**Task statement:** Return the records, each one exactly as written.

[Dataset items]
......
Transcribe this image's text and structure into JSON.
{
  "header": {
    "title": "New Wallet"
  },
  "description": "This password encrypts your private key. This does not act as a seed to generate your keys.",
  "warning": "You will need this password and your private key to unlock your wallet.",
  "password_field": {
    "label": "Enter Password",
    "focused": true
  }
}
......
**Exercise response:**
Transcribe this image's text and structure into JSON.
{
  "header": {
    "title": "New Wallet"
  },
  "description": "This password encrypts your private key. This does not act as a seed to generate your keys.",
  "warning": "You will need this password and your private key to unlock your wallet.",
  "password_field": {
    "label": "Enter Password",
    "focused": true
  }
}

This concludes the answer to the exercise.